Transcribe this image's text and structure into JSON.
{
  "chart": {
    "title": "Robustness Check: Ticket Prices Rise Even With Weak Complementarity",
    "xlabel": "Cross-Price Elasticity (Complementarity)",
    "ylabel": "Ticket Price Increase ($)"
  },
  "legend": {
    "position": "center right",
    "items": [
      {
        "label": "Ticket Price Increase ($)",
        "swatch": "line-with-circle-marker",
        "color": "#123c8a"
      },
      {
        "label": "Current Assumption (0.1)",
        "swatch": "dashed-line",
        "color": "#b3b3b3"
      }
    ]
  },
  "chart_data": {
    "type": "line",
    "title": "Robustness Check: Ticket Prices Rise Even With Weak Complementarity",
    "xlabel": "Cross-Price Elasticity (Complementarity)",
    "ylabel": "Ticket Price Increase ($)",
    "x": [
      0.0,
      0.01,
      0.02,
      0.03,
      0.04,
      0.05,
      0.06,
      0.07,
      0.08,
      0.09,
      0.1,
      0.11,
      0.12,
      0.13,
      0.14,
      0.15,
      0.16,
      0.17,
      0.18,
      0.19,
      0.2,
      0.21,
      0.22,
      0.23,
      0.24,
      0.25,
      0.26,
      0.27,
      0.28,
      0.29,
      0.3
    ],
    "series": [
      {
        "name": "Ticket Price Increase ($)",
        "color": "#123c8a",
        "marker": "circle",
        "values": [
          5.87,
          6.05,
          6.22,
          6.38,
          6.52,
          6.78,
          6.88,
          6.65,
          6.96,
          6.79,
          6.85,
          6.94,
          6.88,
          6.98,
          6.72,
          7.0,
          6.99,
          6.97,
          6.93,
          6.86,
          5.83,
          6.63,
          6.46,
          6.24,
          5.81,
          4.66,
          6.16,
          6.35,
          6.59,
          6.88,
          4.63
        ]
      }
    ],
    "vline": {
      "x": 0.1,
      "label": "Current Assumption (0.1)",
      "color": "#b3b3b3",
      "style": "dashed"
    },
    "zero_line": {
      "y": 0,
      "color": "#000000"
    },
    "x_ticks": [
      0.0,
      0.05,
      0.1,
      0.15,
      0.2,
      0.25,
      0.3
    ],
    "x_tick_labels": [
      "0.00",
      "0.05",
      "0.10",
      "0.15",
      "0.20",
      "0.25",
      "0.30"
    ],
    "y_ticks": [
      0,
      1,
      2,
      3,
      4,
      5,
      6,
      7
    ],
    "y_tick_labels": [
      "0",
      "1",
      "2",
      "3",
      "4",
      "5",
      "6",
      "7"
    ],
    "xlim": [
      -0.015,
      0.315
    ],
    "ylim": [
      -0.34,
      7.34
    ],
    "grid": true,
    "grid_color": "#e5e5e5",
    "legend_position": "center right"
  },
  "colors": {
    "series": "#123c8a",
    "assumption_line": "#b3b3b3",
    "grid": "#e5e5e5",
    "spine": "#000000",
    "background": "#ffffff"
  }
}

_____

What you have to do: Go through the records above, find every line with the word "marker", and list those lines.

Completed task:
        "swatch": "line-with-circle-marker",
        "marker": "circle",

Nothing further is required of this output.